- Text block:
■ ■ ■
Panama’s long-delayed approval of the \$1.6 billion Rio Indio reservoir project, now slated for completion by 2032, was another win for the White House. The reservoir is expected to ease the water shortages that have constrained canal traffic and to restore strategic continuity for key commodity flows —particularly U.S. LNG. In 2024, 94 percent of U.S. LNG bound for Asia had to reroute via the Cape of Good Hope due to Panama Canal bottlenecks.
Another major disruption to global shipping in 2024–2025 has been the Red Sea, forcing the U.S. to resume its traditional role as guarantor of maritime security. Over the past 18 months, much of the Western global vessel fleet —especially LNG tankers carrying U.S. exports to Asia— has opted to avoid the Bab el-Mandeb Strait, rerouting around the Cape of Good Hope. Meanwhile, oil shipments involving Russia, China, and Iran have continued to use the Red Sea route, reflecting tacit alliances, intelligence sharing, and opaque trade arrangements. Initially reactive, the U.S. adopted a more assertive military stance by late 2024 to deter Iran-backed Houthi attacks on commercial vessels and reestablish freedom of navigation. U.S. B‑2 stealth bombers were deployed against Houthi targets in Yemen in early 2025, sending a clear signal to Tehran. Though the LNG market has adapted, the longer route adds cost and inflationary pressure.
While the Houthis may be one of the last remaining Iranian proxies still operational, the May 6 cease-fire with the U.S., combined with Israel’s intelligence capabilities and demonstration of air superiority during the recent 12-day Iran-Israel war, appears to have deterred the group from intervening. It may be too early to draw firm conclusions, but the prospect of reopening the Red Sea route before the end of 2025 is beginning to look increasingly plausible.
■ ■ ■
- Dataset excerpts:

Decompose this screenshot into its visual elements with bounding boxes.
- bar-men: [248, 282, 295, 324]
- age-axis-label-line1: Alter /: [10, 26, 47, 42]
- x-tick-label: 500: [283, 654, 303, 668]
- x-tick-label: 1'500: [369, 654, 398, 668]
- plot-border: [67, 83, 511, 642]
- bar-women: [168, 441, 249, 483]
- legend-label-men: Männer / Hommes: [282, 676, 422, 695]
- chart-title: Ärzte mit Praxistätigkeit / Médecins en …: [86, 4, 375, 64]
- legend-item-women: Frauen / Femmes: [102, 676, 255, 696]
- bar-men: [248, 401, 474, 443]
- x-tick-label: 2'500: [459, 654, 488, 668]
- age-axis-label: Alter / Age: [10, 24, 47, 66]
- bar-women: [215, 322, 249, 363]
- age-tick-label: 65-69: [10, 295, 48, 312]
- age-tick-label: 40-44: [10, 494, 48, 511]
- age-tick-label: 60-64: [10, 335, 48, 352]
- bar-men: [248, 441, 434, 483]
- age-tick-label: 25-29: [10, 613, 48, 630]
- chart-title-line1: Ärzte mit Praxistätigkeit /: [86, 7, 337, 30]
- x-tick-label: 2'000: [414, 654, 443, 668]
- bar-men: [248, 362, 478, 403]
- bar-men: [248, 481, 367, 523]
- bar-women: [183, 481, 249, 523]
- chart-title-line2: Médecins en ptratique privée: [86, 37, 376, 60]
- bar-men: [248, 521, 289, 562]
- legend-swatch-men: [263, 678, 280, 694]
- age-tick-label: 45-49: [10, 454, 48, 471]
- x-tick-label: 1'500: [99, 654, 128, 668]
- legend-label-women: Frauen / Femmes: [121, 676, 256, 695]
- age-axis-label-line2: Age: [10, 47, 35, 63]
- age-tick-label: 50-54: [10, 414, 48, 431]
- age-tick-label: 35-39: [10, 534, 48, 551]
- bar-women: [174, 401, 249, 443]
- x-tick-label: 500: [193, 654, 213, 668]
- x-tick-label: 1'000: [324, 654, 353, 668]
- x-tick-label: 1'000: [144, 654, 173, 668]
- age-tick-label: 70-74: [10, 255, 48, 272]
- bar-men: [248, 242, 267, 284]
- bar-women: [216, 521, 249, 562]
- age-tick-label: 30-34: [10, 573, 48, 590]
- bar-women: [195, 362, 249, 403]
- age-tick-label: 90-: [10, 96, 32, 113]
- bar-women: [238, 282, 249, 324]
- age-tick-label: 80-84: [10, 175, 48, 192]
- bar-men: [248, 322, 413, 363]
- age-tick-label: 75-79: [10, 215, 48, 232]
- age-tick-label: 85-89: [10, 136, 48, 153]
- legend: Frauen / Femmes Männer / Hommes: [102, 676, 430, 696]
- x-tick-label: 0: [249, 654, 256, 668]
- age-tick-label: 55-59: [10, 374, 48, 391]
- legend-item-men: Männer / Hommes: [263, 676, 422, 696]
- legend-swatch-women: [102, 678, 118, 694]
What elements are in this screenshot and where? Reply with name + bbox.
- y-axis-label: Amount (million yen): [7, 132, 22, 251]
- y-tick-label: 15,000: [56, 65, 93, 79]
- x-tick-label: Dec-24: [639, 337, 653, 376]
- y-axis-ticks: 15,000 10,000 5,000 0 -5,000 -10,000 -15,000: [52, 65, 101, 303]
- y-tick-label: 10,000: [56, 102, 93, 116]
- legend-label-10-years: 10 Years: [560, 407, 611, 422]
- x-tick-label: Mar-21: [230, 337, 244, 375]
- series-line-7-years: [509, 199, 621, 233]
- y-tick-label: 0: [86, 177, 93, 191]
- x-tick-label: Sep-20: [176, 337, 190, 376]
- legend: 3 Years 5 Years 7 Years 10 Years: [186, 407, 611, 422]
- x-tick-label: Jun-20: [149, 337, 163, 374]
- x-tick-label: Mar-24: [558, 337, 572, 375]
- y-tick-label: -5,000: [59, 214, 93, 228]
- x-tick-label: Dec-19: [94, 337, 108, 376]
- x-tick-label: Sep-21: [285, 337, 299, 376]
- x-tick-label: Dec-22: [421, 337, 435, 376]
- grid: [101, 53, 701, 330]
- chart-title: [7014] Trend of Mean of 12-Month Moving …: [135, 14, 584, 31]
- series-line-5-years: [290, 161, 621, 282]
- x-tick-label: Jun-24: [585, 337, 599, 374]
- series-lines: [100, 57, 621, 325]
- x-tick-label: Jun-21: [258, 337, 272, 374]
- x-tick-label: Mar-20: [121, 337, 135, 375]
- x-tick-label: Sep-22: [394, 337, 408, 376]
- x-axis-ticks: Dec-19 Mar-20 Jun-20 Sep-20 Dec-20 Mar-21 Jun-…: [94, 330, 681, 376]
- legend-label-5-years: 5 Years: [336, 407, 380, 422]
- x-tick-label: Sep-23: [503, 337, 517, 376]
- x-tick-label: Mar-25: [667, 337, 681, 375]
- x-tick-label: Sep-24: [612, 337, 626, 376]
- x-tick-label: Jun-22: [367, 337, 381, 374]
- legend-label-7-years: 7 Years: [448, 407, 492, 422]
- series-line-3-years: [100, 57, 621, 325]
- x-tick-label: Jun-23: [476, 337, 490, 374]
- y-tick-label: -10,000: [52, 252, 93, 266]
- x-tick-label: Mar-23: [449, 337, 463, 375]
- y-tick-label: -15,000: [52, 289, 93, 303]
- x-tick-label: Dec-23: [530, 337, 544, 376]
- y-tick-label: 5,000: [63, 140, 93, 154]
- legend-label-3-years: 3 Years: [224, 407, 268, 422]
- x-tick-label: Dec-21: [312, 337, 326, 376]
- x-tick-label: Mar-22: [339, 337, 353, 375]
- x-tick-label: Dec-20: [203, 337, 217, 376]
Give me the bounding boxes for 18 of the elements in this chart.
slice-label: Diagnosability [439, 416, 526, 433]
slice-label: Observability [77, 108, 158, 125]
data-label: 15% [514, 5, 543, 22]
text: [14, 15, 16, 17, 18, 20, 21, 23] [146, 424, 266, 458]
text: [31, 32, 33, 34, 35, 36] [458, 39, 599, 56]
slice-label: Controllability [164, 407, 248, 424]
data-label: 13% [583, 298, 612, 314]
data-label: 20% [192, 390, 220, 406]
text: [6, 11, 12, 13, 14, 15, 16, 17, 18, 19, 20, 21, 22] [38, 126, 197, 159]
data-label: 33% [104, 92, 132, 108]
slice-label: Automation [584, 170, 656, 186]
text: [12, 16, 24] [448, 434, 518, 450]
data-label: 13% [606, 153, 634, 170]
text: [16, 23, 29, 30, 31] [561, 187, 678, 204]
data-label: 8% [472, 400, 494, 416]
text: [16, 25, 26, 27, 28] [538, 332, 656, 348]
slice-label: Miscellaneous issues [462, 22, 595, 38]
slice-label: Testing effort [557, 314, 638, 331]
■ ■ ■
Copy the stretch of the Red Sea shipping text from "While the Houthis" through "look increasingly plausible.", swapping "cease-fire" for "truce". The material has no connection to the text.

While the Houthis may be one of the last remaining Iranian proxies still operational, the May 6 truce with the U.S., combined with Israel’s intelligence capabilities and demonstration of air superiority during the recent 12-day Iran-Israel war, appears to have deterred the group from intervening. It may be too early to draw firm conclusions, but the prospect of reopening the Red Sea route before the end of 2025 is beginning to look increasingly plausible.